= Document excerpt =
>> Begin

Summer of Love

  Ronia the Robber’s Daughter, first published in the fall of 1981, is about two children who, like Henry David Thoreau, turn their backs on the materialistic order of the world. Each has grown up as the only child in a separate half of the same castle, each living among a patriarchal gang of robbers where life revolves around stealing from others and waging war with the rival gang. Eventually the two children decide to leave home, in a youthful, antiauthoritarian protest against their fathers’ norms, embracing the boundless freedom of the woods instead. They plan to build a new home and live in harmony with nature, “in day as well as night, under sun, moon and stars, and during the silent passing of the seasons.”

  Eleven-year-old Ronia and Birk are described at the beginning of the novel as loners, à la Thoreau. They have no need for the company of others, and from a young age they have learned to roam through the woods, where they feel no more lonely than the sunrise, the blueberry bushes, the rainbow, the North Star, or the squirrels, elk, foxes, and hare. As the novel’s narrator observes of Ronia: “She lived her solitary forest life. Yes, she was solitary, but she never missed anybody. Who was there to miss? Her days were full of life and happiness.”

  Things change, however, when Ronia meets Birk, and after overcoming various social barriers they “become affectionately attached,” as Astrid Lindgren put it in an interview before publication in 1981. This attachment centers around a psychological affinity and connectedness to nature, something that’s emphasized in a near-wordless scene after the children have survived both a forest witch and a waterfall. They lie hidden underneath the dense green branches of a big tree: “‘My sister,’ said Birk. Ronia didn’t hear him, but she read his lips. And although neither of them could hear a word, they talked. About things that had to be said before it was too late. About how nice it was to love someone so much you didn’t even need to fear things that were terrifying. That was what they talked about, although neither of them heard a single word.”

>> End

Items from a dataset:
>> Begin

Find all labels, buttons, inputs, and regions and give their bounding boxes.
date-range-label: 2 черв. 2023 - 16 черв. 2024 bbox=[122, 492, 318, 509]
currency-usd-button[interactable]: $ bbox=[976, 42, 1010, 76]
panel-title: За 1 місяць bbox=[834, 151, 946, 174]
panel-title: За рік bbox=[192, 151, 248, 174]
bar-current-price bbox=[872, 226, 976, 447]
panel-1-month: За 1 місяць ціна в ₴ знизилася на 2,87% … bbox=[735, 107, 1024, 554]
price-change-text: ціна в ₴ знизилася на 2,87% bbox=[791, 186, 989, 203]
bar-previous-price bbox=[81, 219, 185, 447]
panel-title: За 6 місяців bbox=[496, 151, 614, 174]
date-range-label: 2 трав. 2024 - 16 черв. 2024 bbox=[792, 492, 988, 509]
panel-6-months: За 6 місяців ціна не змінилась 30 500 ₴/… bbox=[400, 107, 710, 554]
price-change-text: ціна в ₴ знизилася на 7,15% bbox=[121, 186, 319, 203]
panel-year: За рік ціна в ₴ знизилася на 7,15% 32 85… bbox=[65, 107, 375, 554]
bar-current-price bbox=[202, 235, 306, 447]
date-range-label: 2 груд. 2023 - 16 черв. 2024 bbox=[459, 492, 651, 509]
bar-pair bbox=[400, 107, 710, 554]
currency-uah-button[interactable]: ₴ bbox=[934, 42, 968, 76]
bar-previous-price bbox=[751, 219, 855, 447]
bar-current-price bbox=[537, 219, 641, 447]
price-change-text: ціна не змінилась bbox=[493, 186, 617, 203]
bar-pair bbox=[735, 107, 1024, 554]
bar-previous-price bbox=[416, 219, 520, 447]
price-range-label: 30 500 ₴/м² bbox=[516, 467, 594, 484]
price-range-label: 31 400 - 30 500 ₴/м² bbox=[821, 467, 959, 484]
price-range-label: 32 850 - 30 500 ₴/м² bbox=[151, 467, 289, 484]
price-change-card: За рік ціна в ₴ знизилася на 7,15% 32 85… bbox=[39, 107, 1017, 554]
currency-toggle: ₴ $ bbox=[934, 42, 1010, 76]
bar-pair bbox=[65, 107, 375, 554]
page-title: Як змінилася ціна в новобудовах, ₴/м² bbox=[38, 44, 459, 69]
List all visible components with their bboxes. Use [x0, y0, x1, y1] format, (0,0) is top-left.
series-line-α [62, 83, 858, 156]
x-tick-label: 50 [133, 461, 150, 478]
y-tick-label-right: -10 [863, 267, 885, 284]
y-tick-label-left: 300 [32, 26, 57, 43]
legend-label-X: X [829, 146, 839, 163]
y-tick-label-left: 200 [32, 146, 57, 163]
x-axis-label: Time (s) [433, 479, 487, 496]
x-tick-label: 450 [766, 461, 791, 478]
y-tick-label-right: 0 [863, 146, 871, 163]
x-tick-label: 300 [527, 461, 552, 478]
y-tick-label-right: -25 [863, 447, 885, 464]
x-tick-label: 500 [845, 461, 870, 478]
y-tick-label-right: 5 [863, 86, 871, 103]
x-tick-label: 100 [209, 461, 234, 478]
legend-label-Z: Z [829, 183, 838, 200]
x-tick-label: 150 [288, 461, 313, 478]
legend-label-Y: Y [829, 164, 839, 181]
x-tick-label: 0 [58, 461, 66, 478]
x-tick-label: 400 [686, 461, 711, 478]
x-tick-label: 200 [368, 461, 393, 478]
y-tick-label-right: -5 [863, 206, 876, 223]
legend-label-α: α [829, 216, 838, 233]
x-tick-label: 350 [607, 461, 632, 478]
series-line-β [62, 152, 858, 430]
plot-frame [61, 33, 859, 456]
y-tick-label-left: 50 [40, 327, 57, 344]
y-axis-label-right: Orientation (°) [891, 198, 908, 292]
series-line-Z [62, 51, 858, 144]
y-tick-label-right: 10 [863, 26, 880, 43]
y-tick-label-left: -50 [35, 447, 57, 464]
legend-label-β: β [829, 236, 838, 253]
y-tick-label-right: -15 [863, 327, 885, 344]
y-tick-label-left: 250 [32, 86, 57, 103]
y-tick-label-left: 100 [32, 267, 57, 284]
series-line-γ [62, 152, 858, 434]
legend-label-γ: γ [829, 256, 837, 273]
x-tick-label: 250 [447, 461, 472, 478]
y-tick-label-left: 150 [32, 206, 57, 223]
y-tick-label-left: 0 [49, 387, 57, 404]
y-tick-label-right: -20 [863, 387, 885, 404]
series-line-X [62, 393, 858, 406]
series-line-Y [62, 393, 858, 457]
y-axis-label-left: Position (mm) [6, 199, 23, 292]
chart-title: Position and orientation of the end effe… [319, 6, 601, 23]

>> End
>> Begin

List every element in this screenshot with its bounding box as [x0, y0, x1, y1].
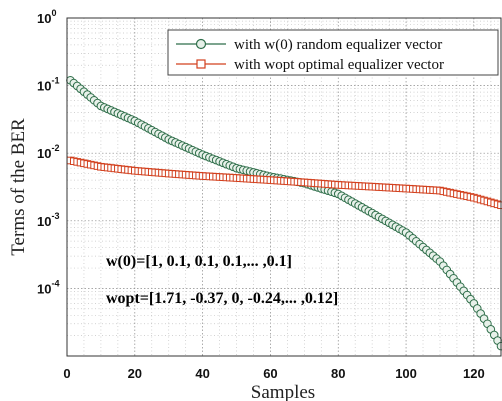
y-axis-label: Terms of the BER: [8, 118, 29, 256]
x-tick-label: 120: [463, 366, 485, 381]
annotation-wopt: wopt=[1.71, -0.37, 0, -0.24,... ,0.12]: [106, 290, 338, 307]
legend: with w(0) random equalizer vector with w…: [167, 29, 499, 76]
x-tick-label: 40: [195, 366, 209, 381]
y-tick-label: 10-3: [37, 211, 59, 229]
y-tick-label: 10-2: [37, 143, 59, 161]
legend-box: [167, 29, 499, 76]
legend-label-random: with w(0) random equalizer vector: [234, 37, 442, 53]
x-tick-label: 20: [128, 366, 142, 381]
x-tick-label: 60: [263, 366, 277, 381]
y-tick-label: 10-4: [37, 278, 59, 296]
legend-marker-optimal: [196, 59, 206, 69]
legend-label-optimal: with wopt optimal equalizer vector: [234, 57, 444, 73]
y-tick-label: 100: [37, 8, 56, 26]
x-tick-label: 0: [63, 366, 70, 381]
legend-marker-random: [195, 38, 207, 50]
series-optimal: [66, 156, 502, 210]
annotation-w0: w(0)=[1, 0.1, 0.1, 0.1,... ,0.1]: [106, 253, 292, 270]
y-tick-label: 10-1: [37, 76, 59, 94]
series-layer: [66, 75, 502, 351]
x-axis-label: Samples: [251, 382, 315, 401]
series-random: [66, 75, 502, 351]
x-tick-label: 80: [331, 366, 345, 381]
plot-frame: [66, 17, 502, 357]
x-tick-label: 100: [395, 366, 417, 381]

>> End

= Exercise task =
Answer these questions using the text on Ronia the Robber's Daughter:
1. When was the novel first published?
2. How old are Ronia and Birk at the beginning of the novel?
3. What two dangers have the children survived before the near-wordless scene beneath the big tree?

= Result below =
1. In the fall of 1981.
2. Eleven years old.
3. A forest witch and a waterfall.